→ Records from a collection of figures:
##########

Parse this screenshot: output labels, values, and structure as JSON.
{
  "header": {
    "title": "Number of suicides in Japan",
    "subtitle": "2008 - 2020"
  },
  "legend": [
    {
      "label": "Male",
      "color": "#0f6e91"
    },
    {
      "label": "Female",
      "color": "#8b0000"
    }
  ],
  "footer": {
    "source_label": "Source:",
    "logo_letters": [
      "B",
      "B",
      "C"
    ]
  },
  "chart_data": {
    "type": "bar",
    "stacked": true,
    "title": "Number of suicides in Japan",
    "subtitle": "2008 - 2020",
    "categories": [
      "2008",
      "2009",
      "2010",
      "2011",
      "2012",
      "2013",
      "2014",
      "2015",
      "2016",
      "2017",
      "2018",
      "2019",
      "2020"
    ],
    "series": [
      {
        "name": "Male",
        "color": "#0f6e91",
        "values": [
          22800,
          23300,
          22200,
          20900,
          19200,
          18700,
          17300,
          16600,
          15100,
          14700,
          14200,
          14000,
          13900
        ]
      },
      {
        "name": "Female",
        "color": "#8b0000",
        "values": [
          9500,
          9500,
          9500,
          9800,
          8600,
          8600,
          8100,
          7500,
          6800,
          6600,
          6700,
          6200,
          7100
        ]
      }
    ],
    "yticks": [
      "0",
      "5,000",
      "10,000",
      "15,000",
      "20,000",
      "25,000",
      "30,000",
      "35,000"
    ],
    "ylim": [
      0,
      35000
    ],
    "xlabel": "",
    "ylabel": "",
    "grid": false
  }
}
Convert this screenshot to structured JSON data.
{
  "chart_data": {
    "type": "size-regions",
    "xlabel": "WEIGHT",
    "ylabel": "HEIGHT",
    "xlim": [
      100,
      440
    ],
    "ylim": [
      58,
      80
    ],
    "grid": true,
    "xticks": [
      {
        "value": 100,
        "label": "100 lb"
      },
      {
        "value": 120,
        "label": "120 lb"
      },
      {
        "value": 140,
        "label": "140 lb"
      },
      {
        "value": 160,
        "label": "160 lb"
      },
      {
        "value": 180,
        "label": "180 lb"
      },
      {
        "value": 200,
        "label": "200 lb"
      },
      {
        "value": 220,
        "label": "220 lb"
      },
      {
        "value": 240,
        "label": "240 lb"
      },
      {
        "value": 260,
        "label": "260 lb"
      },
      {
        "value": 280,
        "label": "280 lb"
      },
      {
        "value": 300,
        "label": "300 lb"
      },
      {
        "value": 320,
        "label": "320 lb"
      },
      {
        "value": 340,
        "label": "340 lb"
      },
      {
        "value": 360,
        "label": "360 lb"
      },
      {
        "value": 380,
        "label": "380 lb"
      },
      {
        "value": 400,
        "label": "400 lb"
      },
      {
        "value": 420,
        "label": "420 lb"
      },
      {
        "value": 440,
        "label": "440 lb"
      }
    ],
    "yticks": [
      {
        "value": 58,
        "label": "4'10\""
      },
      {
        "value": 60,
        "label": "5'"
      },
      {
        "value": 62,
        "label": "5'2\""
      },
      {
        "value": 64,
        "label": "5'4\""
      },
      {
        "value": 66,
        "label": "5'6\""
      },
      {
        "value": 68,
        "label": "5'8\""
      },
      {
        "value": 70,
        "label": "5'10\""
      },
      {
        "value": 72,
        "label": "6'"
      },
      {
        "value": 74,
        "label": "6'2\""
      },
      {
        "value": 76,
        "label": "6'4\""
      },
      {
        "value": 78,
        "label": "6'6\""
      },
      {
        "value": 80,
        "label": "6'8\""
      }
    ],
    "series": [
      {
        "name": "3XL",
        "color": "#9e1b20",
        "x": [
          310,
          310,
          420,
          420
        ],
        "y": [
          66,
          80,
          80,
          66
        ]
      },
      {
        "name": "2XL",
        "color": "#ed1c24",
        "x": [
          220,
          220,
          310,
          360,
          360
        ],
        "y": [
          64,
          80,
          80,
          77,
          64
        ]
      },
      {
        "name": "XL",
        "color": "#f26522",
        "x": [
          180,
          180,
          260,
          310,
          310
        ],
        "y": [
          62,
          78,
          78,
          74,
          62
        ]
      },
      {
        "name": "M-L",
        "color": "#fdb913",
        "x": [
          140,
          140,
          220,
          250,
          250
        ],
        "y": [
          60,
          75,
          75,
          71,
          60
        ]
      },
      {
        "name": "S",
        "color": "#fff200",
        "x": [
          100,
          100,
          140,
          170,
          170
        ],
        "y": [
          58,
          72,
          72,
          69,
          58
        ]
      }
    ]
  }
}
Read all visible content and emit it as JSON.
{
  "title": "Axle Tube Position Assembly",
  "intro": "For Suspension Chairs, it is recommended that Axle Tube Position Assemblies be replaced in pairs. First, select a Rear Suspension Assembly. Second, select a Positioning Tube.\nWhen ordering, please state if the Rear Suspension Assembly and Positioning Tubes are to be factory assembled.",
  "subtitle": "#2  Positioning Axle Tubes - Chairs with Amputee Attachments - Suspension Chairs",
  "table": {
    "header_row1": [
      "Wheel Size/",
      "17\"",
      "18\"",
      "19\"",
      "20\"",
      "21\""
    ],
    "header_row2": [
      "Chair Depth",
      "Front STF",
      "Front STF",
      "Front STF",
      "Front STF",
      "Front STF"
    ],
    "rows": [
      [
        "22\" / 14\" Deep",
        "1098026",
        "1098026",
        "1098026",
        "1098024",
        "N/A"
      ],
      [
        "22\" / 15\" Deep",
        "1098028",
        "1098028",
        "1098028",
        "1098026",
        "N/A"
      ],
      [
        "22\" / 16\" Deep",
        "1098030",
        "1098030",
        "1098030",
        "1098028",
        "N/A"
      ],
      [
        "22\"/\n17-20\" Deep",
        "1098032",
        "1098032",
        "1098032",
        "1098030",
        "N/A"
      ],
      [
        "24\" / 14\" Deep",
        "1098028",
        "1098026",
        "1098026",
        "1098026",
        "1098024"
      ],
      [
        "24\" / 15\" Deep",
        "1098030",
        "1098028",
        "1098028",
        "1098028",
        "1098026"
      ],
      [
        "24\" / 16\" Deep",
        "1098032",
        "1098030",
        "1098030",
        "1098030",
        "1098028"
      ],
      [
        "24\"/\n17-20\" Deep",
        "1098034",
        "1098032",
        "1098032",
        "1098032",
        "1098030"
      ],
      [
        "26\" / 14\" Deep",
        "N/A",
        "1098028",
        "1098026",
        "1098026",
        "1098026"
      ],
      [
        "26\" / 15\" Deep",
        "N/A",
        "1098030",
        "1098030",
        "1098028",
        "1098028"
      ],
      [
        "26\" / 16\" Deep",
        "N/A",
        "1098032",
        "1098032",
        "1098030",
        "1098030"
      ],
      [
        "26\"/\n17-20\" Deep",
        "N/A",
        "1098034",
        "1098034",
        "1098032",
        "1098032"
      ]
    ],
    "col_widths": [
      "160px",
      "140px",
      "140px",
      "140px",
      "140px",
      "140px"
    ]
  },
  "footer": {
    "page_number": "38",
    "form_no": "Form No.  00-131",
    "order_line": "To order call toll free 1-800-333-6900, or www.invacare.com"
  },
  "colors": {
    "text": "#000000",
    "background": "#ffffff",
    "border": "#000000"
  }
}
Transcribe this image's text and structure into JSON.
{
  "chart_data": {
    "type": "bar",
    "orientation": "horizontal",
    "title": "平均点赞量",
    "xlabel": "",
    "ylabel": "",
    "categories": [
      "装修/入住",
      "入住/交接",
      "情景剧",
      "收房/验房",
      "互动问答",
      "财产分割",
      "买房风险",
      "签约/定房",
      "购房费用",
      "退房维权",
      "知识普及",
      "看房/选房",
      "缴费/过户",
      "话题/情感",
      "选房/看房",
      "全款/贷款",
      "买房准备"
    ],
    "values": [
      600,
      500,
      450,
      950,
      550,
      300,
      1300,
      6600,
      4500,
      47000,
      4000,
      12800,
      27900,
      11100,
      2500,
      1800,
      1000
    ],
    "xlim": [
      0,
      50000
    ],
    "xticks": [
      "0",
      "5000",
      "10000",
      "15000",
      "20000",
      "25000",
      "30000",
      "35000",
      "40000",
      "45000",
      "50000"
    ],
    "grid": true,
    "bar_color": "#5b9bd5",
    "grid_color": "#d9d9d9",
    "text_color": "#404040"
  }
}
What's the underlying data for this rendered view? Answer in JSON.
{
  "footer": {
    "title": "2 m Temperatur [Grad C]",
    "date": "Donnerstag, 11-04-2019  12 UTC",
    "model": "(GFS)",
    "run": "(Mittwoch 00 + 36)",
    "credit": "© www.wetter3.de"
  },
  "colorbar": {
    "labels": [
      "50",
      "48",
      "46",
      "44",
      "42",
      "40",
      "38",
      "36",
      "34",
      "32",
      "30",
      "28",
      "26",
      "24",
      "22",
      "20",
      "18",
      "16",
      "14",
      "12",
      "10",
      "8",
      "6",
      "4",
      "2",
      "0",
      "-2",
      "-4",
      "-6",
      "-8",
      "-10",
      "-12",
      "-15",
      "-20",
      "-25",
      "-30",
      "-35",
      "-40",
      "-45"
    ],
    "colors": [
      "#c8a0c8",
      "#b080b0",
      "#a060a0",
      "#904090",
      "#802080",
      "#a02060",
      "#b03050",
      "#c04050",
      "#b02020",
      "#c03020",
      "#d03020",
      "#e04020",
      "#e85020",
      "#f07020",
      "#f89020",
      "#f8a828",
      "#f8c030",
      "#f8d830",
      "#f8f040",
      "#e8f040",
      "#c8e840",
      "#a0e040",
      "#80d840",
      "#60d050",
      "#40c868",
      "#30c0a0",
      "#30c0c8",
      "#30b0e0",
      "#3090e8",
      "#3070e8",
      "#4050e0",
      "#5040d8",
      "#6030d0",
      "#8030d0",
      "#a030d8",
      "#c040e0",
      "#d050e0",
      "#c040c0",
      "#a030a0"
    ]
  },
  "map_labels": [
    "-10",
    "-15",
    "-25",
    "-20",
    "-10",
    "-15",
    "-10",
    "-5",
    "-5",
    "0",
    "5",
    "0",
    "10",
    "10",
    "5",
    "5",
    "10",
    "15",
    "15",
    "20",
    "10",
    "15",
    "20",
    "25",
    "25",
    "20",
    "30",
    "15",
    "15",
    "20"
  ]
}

##########

→ Request:
Repeat only the stretch of lines that begins at the line containing "What's the underlying" and ends at the last line above, both included.

→ Finished exercise:
What's the underlying data for this rendered view? Answer in JSON.
{
  "footer": {
    "title": "2 m Temperatur [Grad C]",
    "date": "Donnerstag, 11-04-2019  12 UTC",
    "model": "(GFS)",
    "run": "(Mittwoch 00 + 36)",
    "credit": "© www.wetter3.de"
  },
  "colorbar": {
    "labels": [
      "50",
      "48",
      "46",
      "44",
      "42",
      "40",
      "38",
      "36",
      "34",
      "32",
      "30",
      "28",
      "26",
      "24",
      "22",
      "20",
      "18",
      "16",
      "14",
      "12",
      "10",
      "8",
      "6",
      "4",
      "2",
      "0",
      "-2",
      "-4",
      "-6",
      "-8",
      "-10",
      "-12",
      "-15",
      "-20",
      "-25",
      "-30",
      "-35",
      "-40",
      "-45"
    ],
    "colors": [
      "#c8a0c8",
      "#b080b0",
      "#a060a0",
      "#904090",
      "#802080",
      "#a02060",
      "#b03050",
      "#c04050",
      "#b02020",
      "#c03020",
      "#d03020",
      "#e04020",
      "#e85020",
      "#f07020",
      "#f89020",
      "#f8a828",
      "#f8c030",
      "#f8d830",
      "#f8f040",
      "#e8f040",
      "#c8e840",
      "#a0e040",
      "#80d840",
      "#60d050",
      "#40c868",
      "#30c0a0",
      "#30c0c8",
      "#30b0e0",
      "#3090e8",
      "#3070e8",
      "#4050e0",
      "#5040d8",
      "#6030d0",
      "#8030d0",
      "#a030d8",
      "#c040e0",
      "#d050e0",
      "#c040c0",
      "#a030a0"
    ]
  },
  "map_labels": [
    "-10",
    "-15",
    "-25",
    "-20",
    "-10",
    "-15",
    "-10",
    "-5",
    "-5",
    "0",
    "5",
    "0",
    "10",
    "10",
    "5",
    "5",
    "10",
    "15",
    "15",
    "20",
    "10",
    "15",
    "20",
    "25",
    "25",
    "20",
    "30",
    "15",
    "15",
    "20"
  ]
}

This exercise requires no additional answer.